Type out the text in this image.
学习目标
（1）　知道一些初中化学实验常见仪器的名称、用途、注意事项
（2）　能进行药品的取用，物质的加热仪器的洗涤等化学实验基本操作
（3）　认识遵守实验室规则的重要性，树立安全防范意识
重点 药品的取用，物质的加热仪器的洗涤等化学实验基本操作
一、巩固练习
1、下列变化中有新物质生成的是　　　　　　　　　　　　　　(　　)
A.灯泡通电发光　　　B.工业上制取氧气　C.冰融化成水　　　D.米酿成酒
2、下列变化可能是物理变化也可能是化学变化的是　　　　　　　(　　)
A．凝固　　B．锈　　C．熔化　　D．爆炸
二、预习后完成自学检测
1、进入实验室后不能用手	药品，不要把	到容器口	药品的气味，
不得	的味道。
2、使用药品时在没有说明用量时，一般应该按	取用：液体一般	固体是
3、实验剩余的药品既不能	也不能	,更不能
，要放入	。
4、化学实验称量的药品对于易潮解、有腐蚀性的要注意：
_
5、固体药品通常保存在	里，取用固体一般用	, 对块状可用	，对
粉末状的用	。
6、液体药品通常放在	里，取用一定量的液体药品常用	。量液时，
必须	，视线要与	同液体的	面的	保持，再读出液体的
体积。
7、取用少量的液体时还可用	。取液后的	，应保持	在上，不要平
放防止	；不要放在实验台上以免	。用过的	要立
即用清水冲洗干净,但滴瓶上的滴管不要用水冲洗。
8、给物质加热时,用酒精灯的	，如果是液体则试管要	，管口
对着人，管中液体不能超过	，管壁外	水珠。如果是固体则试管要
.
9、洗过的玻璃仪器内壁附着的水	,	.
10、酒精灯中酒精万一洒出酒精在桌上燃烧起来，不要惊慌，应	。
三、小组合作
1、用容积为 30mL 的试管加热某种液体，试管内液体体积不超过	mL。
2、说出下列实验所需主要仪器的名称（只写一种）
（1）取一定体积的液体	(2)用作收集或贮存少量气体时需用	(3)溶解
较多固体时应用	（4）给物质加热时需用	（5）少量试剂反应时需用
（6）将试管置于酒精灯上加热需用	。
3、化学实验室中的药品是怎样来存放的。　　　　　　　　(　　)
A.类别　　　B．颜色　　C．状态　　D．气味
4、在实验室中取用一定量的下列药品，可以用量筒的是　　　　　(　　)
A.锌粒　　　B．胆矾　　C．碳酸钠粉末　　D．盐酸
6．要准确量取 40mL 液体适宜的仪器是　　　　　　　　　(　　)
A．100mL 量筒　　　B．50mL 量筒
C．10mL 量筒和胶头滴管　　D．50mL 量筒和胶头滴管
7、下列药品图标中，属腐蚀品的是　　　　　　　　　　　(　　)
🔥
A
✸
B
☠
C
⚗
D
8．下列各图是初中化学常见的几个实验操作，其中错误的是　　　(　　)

****************************************

What to produce -> Give the material above again, word for word.

Correct answer ->
Type out the text in this image.
学习目标
（1）　知道一些初中化学实验常见仪器的名称、用途、注意事项
（2）　能进行药品的取用，物质的加热仪器的洗涤等化学实验基本操作
（3）　认识遵守实验室规则的重要性，树立安全防范意识
重点 药品的取用，物质的加热仪器的洗涤等化学实验基本操作
一、巩固练习
1、下列变化中有新物质生成的是　　　　　　　　　　　　　　(　　)
A.灯泡通电发光　　　B.工业上制取氧气　C.冰融化成水　　　D.米酿成酒
2、下列变化可能是物理变化也可能是化学变化的是　　　　　　　(　　)
A．凝固　　B．锈　　C．熔化　　D．爆炸
二、预习后完成自学检测
1、进入实验室后不能用手	药品，不要把	到容器口	药品的气味，
不得	的味道。
2、使用药品时在没有说明用量时，一般应该按	取用：液体一般	固体是
3、实验剩余的药品既不能	也不能	,更不能
，要放入	。
4、化学实验称量的药品对于易潮解、有腐蚀性的要注意：
_
5、固体药品通常保存在	里，取用固体一般用	, 对块状可用	，对
粉末状的用	。
6、液体药品通常放在	里，取用一定量的液体药品常用	。量液时，
必须	，视线要与	同液体的	面的	保持，再读出液体的
体积。
7、取用少量的液体时还可用	。取液后的	，应保持	在上，不要平
放防止	；不要放在实验台上以免	。用过的	要立
即用清水冲洗干净,但滴瓶上的滴管不要用水冲洗。
8、给物质加热时,用酒精灯的	，如果是液体则试管要	，管口
对着人，管中液体不能超过	，管壁外	水珠。如果是固体则试管要
.
9、洗过的玻璃仪器内壁附着的水	,	.
10、酒精灯中酒精万一洒出酒精在桌上燃烧起来，不要惊慌，应	。
三、小组合作
1、用容积为 30mL 的试管加热某种液体，试管内液体体积不超过	mL。
2、说出下列实验所需主要仪器的名称（只写一种）
（1）取一定体积的液体	(2)用作收集或贮存少量气体时需用	(3)溶解
较多固体时应用	（4）给物质加热时需用	（5）少量试剂反应时需用
（6）将试管置于酒精灯上加热需用	。
3、化学实验室中的药品是怎样来存放的。　　　　　　　　(　　)
A.类别　　　B．颜色　　C．状态　　D．气味
4、在实验室中取用一定量的下列药品，可以用量筒的是　　　　　(　　)
A.锌粒　　　B．胆矾　　C．碳酸钠粉末　　D．盐酸
6．要准确量取 40mL 液体适宜的仪器是　　　　　　　　　(　　)
A．100mL 量筒　　　B．50mL 量筒
C．10mL 量筒和胶头滴管　　D．50mL 量筒和胶头滴管
7、下列药品图标中，属腐蚀品的是　　　　　　　　　　　(　　)
🔥
A
✸
B
☠
C
⚗
D
8．下列各图是初中化学常见的几个实验操作，其中错误的是　　　(　　)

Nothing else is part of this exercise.